PASSAGE PROVIDED →
————
Wednesday, August 13, 2014

Leadville 100 Crew and Pacing Duty

I was introduced to "advanced" running and training by my son's soccer coach (and now good friend), Jon Ahern. And later I was introduced to trail and ultra running on something of a dare from my neighbor (and now good friend), Tony Oakes. I guess you could say that is my running tree. I have picked up a lot along the way and made it my own, but those two guys have a lot to do with shaping me as a runner. In that time, I have transformed from a 4:18 "newbie" marathoner to running a 3:13 at the Colorado Marathon and becoming a 50-mile and 100-mile finisher. This weekend, I get to watch as a runner that I have mentored, Chuck Radford, takes on the Leadville 100.

Chuck and I have been co-workers for nearly a decade, but we didn't become good friends until he had a renewed interest in running, in part from watching me grow as a runner. He is without a doubt the most talented runner in our group, but he is also very humble and just wants to be one of the guys. Two things really impress me about Chuck. The first is that he doesn't want to be congratulated for his impressive natural talent, instead wishing to be acknowledged for the hard work, discipline, and patience he puts into training. Many runners wish to be applauded nearly every day for their speed and talent by showing off on impressive training runs and putting up big stats. But, the real reward in running is the hard fought training cycle culminating into a race effort. It is a giant sacrifice to trade weeks and months of training for one shot at a race. When it goes your way, you get about a week of feeling great about yourself. When it doesn't go your way, you feel like crap and often enter into a "revenge" race to somehow make up for the lost effort (which rarely ever works out!). Chuck understands that discipline, hard work, and patience matter more than flashy stats, even though he could go out and execute a run that would blow away 99.9% of humans on any given day.
————
WORK INSTRUCTIONS →
a – Repeat the blog post about running from "Wednesday, August 13, 2014" to "the Leadville 100.", substituting "close friend" for "good friend".
b – In the blog post about running, who got the writer into trail and ultra running?
The listing has no connection to the blog post about running.

COLLECTED DATA →
————
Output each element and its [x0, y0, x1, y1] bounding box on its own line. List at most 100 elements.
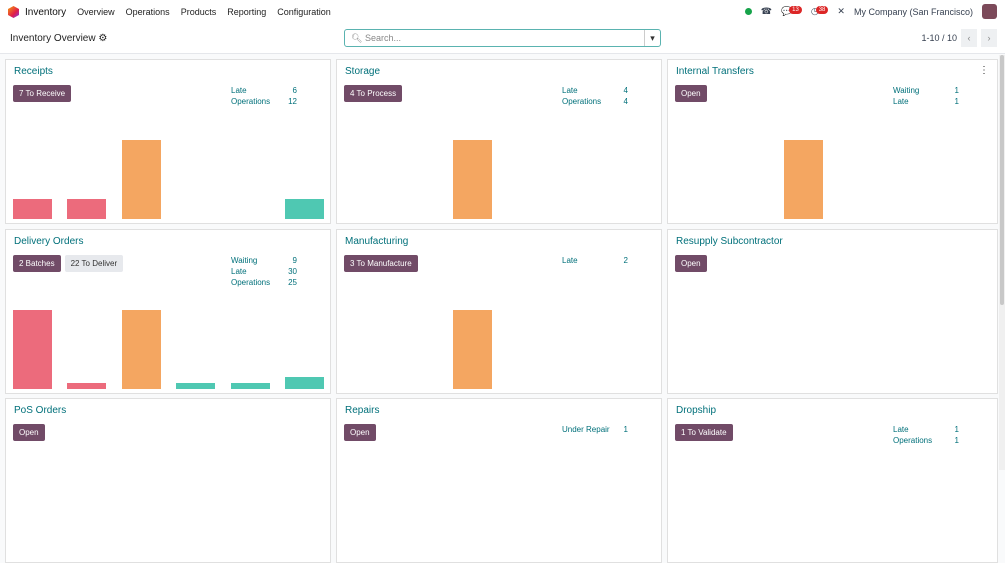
————
TASK-BY-TASK OUTPUTS →
a –
Wednesday, August 13, 2014

Leadville 100 Crew and Pacing Duty

I was introduced to "advanced" running and training by my son's soccer coach (and now close friend), Jon Ahern. And later I was introduced to trail and ultra running on something of a dare from my neighbor (and now close friend), Tony Oakes. I guess you could say that is my running tree. I have picked up a lot along the way and made it my own, but those two guys have a lot to do with shaping me as a runner. In that time, I have transformed from a 4:18 "newbie" marathoner to running a 3:13 at the Colorado Marathon and becoming a 50-mile and 100-mile finisher. This weekend, I get to watch as a runner that I have mentored, Chuck Radford, takes on the Leadville 100.

b – Tony Oakes, the writer's neighbor, did it on something of a dare.